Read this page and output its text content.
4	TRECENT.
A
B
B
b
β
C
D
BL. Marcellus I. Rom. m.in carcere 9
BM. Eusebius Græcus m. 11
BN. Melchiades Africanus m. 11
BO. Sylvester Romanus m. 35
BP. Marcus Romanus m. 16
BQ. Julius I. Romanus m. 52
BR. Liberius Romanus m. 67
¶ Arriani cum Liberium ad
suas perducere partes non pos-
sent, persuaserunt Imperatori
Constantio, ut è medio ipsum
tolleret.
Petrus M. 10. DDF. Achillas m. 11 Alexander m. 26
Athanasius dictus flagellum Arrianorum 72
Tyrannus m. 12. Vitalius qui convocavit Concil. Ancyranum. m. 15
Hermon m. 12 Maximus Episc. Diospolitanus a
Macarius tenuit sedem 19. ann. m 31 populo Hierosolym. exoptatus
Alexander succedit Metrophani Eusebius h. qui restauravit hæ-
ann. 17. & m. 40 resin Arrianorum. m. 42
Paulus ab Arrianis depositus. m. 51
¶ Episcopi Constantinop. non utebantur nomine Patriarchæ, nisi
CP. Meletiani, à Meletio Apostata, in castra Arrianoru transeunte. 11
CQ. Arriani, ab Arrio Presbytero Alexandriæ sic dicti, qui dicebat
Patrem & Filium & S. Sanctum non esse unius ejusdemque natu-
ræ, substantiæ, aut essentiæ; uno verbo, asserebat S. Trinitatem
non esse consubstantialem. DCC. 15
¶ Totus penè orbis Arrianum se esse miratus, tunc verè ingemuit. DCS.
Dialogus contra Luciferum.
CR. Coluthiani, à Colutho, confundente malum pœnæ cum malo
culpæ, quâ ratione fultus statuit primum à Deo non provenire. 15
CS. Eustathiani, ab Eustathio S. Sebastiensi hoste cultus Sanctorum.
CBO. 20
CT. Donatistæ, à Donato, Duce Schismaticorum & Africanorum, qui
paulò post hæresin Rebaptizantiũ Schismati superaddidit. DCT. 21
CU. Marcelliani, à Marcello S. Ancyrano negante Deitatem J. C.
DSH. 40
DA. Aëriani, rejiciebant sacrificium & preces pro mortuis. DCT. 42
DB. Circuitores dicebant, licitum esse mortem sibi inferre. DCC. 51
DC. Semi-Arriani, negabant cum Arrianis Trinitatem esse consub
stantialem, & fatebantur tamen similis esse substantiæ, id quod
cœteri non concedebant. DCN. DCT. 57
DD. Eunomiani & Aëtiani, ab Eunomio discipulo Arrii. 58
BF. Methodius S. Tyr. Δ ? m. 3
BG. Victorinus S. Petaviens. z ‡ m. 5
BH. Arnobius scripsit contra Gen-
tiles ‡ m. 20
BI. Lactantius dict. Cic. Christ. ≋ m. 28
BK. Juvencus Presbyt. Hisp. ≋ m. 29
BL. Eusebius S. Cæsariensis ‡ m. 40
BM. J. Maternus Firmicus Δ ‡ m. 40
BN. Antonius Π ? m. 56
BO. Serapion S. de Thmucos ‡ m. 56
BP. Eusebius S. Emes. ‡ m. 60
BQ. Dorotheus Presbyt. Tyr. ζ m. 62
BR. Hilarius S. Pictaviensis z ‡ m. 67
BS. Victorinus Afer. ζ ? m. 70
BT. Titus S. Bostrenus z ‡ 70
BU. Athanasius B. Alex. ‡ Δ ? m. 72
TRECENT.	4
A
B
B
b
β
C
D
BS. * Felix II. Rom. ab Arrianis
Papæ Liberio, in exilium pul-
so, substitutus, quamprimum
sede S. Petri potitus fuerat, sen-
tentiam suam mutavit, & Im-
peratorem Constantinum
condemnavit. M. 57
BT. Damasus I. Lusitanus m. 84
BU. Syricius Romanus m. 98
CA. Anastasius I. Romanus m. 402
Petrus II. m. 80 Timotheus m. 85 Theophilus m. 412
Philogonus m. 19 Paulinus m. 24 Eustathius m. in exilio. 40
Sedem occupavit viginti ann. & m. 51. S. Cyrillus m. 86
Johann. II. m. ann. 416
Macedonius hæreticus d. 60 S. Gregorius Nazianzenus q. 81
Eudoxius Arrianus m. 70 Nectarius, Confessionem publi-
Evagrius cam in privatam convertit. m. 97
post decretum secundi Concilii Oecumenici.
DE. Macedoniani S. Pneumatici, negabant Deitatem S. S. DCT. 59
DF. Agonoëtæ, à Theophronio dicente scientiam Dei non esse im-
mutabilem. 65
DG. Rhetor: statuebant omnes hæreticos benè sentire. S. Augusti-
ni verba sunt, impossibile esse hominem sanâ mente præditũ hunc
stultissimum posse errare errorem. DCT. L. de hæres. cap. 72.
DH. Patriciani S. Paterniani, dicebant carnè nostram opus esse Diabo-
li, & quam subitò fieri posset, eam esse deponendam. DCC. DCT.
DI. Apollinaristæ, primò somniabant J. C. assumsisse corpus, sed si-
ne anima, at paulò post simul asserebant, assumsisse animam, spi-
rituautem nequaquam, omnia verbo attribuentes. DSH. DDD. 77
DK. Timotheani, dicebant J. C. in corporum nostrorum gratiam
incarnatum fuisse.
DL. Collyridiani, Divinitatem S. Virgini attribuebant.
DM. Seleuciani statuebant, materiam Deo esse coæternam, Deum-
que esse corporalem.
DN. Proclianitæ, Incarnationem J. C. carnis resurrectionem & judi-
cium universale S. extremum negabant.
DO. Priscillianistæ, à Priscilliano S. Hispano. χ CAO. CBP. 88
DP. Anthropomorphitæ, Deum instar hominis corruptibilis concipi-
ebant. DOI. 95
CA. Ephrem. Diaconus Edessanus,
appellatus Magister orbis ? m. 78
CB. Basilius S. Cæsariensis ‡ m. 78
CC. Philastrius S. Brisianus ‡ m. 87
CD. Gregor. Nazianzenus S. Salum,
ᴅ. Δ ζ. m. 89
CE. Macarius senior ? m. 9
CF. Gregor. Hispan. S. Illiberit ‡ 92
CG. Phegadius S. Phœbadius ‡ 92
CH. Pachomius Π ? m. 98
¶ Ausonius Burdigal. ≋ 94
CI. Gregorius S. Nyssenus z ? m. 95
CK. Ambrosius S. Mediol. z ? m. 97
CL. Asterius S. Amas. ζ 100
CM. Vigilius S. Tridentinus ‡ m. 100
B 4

---------------

# Problem
Using the entries above, return each line in which the word "Deitatem" occurs.

# Output of the exercise
CU. Marcelliani, à Marcello S. Ancyrano negante Deitatem J. C.
DE. Macedoniani S. Pneumatici, negabant Deitatem S. S. DCT. 59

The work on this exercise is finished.